WORK INSTRUCTIONS:
Write out the data below exactly as given, without any of its pictures.

THE RECORDS:
────────

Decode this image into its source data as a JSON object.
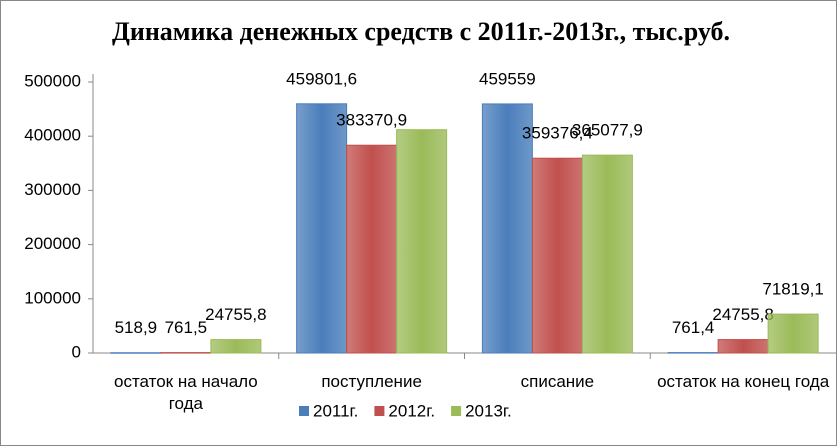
{
  "chart_data": {
    "type": "bar",
    "title": "Динамика денежных средств с 2011г.-2013г., тыс.руб.",
    "categories": [
      "остаток на начало года",
      "поступление",
      "списание",
      "остаток на конец года"
    ],
    "series": [
      {
        "name": "2011г.",
        "color": "#4a7ebb",
        "values": [
          518.9,
          459801.6,
          459559,
          761.4
        ],
        "value_labels": [
          "518,9",
          "459801,6",
          "459559",
          "761,4"
        ]
      },
      {
        "name": "2012г.",
        "color": "#c0504d",
        "values": [
          761.5,
          383370.9,
          359376.4,
          24755.8
        ],
        "value_labels": [
          "761,5",
          "383370,9",
          "359376,4",
          "24755,8"
        ]
      },
      {
        "name": "2013г.",
        "color": "#9bbb59",
        "values": [
          24755.8,
          412000,
          365077.9,
          71819.1
        ],
        "value_labels": [
          "24755,8",
          null,
          "365077,9",
          "71819,1"
        ]
      }
    ],
    "ylim": [
      0,
      500000
    ],
    "yticks": [
      0,
      100000,
      200000,
      300000,
      400000,
      500000
    ],
    "grid": false,
    "legend": "bottom"
  }
}
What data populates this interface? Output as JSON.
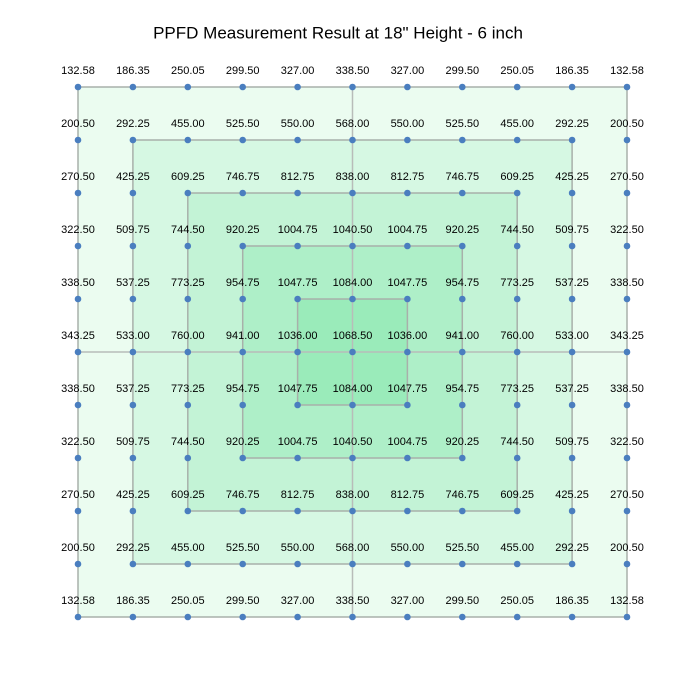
{
  "chart_data": {
    "type": "grid",
    "title": "PPFD Measurement Result at 18\" Height - 6 inch",
    "color": "#4a7ebf",
    "values": [
      [
        132.58,
        186.35,
        250.05,
        299.5,
        327,
        338.5,
        327,
        299.5,
        250.05,
        186.35,
        132.58
      ],
      [
        200.5,
        292.25,
        455,
        525.5,
        550,
        568,
        550,
        525.5,
        455,
        292.25,
        200.5
      ],
      [
        270.5,
        425.25,
        609.25,
        746.75,
        812.75,
        838,
        812.75,
        746.75,
        609.25,
        425.25,
        270.5
      ],
      [
        322.5,
        509.75,
        744.5,
        920.25,
        1004.75,
        1040.5,
        1004.75,
        920.25,
        744.5,
        509.75,
        322.5
      ],
      [
        338.5,
        537.25,
        773.25,
        954.75,
        1047.75,
        1084,
        1047.75,
        954.75,
        773.25,
        537.25,
        338.5
      ],
      [
        343.25,
        533,
        760,
        941,
        1036,
        1068.5,
        1036,
        941,
        760,
        533,
        343.25
      ],
      [
        338.5,
        537.25,
        773.25,
        954.75,
        1047.75,
        1084,
        1047.75,
        954.75,
        773.25,
        537.25,
        338.5
      ],
      [
        322.5,
        509.75,
        744.5,
        920.25,
        1004.75,
        1040.5,
        1004.75,
        920.25,
        744.5,
        509.75,
        322.5
      ],
      [
        270.5,
        425.25,
        609.25,
        746.75,
        812.75,
        838,
        812.75,
        746.75,
        609.25,
        425.25,
        270.5
      ],
      [
        200.5,
        292.25,
        455,
        525.5,
        550,
        568,
        550,
        525.5,
        455,
        292.25,
        200.5
      ],
      [
        132.58,
        186.35,
        250.05,
        299.5,
        327,
        338.5,
        327,
        299.5,
        250.05,
        186.35,
        132.58
      ]
    ],
    "value_labels": [
      [
        "132.58",
        "186.35",
        "250.05",
        "299.50",
        "327.00",
        "338.50",
        "327.00",
        "299.50",
        "250.05",
        "186.35",
        "132.58"
      ],
      [
        "200.50",
        "292.25",
        "455.00",
        "525.50",
        "550.00",
        "568.00",
        "550.00",
        "525.50",
        "455.00",
        "292.25",
        "200.50"
      ],
      [
        "270.50",
        "425.25",
        "609.25",
        "746.75",
        "812.75",
        "838.00",
        "812.75",
        "746.75",
        "609.25",
        "425.25",
        "270.50"
      ],
      [
        "322.50",
        "509.75",
        "744.50",
        "920.25",
        "1004.75",
        "1040.50",
        "1004.75",
        "920.25",
        "744.50",
        "509.75",
        "322.50"
      ],
      [
        "338.50",
        "537.25",
        "773.25",
        "954.75",
        "1047.75",
        "1084.00",
        "1047.75",
        "954.75",
        "773.25",
        "537.25",
        "338.50"
      ],
      [
        "343.25",
        "533.00",
        "760.00",
        "941.00",
        "1036.00",
        "1068.50",
        "1036.00",
        "941.00",
        "760.00",
        "533.00",
        "343.25"
      ],
      [
        "338.50",
        "537.25",
        "773.25",
        "954.75",
        "1047.75",
        "1084.00",
        "1047.75",
        "954.75",
        "773.25",
        "537.25",
        "338.50"
      ],
      [
        "322.50",
        "509.75",
        "744.50",
        "920.25",
        "1004.75",
        "1040.50",
        "1004.75",
        "920.25",
        "744.50",
        "509.75",
        "322.50"
      ],
      [
        "270.50",
        "425.25",
        "609.25",
        "746.75",
        "812.75",
        "838.00",
        "812.75",
        "746.75",
        "609.25",
        "425.25",
        "270.50"
      ],
      [
        "200.50",
        "292.25",
        "455.00",
        "525.50",
        "550.00",
        "568.00",
        "550.00",
        "525.50",
        "455.00",
        "292.25",
        "200.50"
      ],
      [
        "132.58",
        "186.35",
        "250.05",
        "299.50",
        "327.00",
        "338.50",
        "327.00",
        "299.50",
        "250.05",
        "186.35",
        "132.58"
      ]
    ]
  }
}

────────

FINISHED ANSWER:
Decode this image into its source data as a JSON object.
{
  "chart_data": {
    "type": "bar",
    "title": "Динамика денежных средств с 2011г.-2013г., тыс.руб.",
    "categories": [
      "остаток на начало года",
      "поступление",
      "списание",
      "остаток на конец года"
    ],
    "series": [
      {
        "name": "2011г.",
        "color": "#4a7ebb",
        "values": [
          518.9,
          459801.6,
          459559,
          761.4
        ],
        "value_labels": [
          "518,9",
          "459801,6",
          "459559",
          "761,4"
        ]
      },
      {
        "name": "2012г.",
        "color": "#c0504d",
        "values": [
          761.5,
          383370.9,
          359376.4,
          24755.8
        ],
        "value_labels": [
          "761,5",
          "383370,9",
          "359376,4",
          "24755,8"
        ]
      },
      {
        "name": "2013г.",
        "color": "#9bbb59",
        "values": [
          24755.8,
          412000,
          365077.9,
          71819.1
        ],
        "value_labels": [
          "24755,8",
          null,
          "365077,9",
          "71819,1"
        ]
      }
    ],
    "ylim": [
      0,
      500000
    ],
    "yticks": [
      0,
      100000,
      200000,
      300000,
      400000,
      500000
    ],
    "grid": false,
    "legend": "bottom"
  }
}
What data populates this interface? Output as JSON.
{
  "chart_data": {
    "type": "grid",
    "title": "PPFD Measurement Result at 18\" Height - 6 inch",
    "color": "#4a7ebf",
    "values": [
      [
        132.58,
        186.35,
        250.05,
        299.5,
        327,
        338.5,
        327,
        299.5,
        250.05,
        186.35,
        132.58
      ],
      [
        200.5,
        292.25,
        455,
        525.5,
        550,
        568,
        550,
        525.5,
        455,
        292.25,
        200.5
      ],
      [
        270.5,
        425.25,
        609.25,
        746.75,
        812.75,
        838,
        812.75,
        746.75,
        609.25,
        425.25,
        270.5
      ],
      [
        322.5,
        509.75,
        744.5,
        920.25,
        1004.75,
        1040.5,
        1004.75,
        920.25,
        744.5,
        509.75,
        322.5
      ],
      [
        338.5,
        537.25,
        773.25,
        954.75,
        1047.75,
        1084,
        1047.75,
        954.75,
        773.25,
        537.25,
        338.5
      ],
      [
        343.25,
        533,
        760,
        941,
        1036,
        1068.5,
        1036,
        941,
        760,
        533,
        343.25
      ],
      [
        338.5,
        537.25,
        773.25,
        954.75,
        1047.75,
        1084,
        1047.75,
        954.75,
        773.25,
        537.25,
        338.5
      ],
      [
        322.5,
        509.75,
        744.5,
        920.25,
        1004.75,
        1040.5,
        1004.75,
        920.25,
        744.5,
        509.75,
        322.5
      ],
      [
        270.5,
        425.25,
        609.25,
        746.75,
        812.75,
        838,
        812.75,
        746.75,
        609.25,
        425.25,
        270.5
      ],
      [
        200.5,
        292.25,
        455,
        525.5,
        550,
        568,
        550,
        525.5,
        455,
        292.25,
        200.5
      ],
      [
        132.58,
        186.35,
        250.05,
        299.5,
        327,
        338.5,
        327,
        299.5,
        250.05,
        186.35,
        132.58
      ]
    ],
    "value_labels": [
      [
        "132.58",
        "186.35",
        "250.05",
        "299.50",
        "327.00",
        "338.50",
        "327.00",
        "299.50",
        "250.05",
        "186.35",
        "132.58"
      ],
      [
        "200.50",
        "292.25",
        "455.00",
        "525.50",
        "550.00",
        "568.00",
        "550.00",
        "525.50",
        "455.00",
        "292.25",
        "200.50"
      ],
      [
        "270.50",
        "425.25",
        "609.25",
        "746.75",
        "812.75",
        "838.00",
        "812.75",
        "746.75",
        "609.25",
        "425.25",
        "270.50"
      ],
      [
        "322.50",
        "509.75",
        "744.50",
        "920.25",
        "1004.75",
        "1040.50",
        "1004.75",
        "920.25",
        "744.50",
        "509.75",
        "322.50"
      ],
      [
        "338.50",
        "537.25",
        "773.25",
        "954.75",
        "1047.75",
        "1084.00",
        "1047.75",
        "954.75",
        "773.25",
        "537.25",
        "338.50"
      ],
      [
        "343.25",
        "533.00",
        "760.00",
        "941.00",
        "1036.00",
        "1068.50",
        "1036.00",
        "941.00",
        "760.00",
        "533.00",
        "343.25"
      ],
      [
        "338.50",
        "537.25",
        "773.25",
        "954.75",
        "1047.75",
        "1084.00",
        "1047.75",
        "954.75",
        "773.25",
        "537.25",
        "338.50"
      ],
      [
        "322.50",
        "509.75",
        "744.50",
        "920.25",
        "1004.75",
        "1040.50",
        "1004.75",
        "920.25",
        "744.50",
        "509.75",
        "322.50"
      ],
      [
        "270.50",
        "425.25",
        "609.25",
        "746.75",
        "812.75",
        "838.00",
        "812.75",
        "746.75",
        "609.25",
        "425.25",
        "270.50"
      ],
      [
        "200.50",
        "292.25",
        "455.00",
        "525.50",
        "550.00",
        "568.00",
        "550.00",
        "525.50",
        "455.00",
        "292.25",
        "200.50"
      ],
      [
        "132.58",
        "186.35",
        "250.05",
        "299.50",
        "327.00",
        "338.50",
        "327.00",
        "299.50",
        "250.05",
        "186.35",
        "132.58"
      ]
    ]
  }
}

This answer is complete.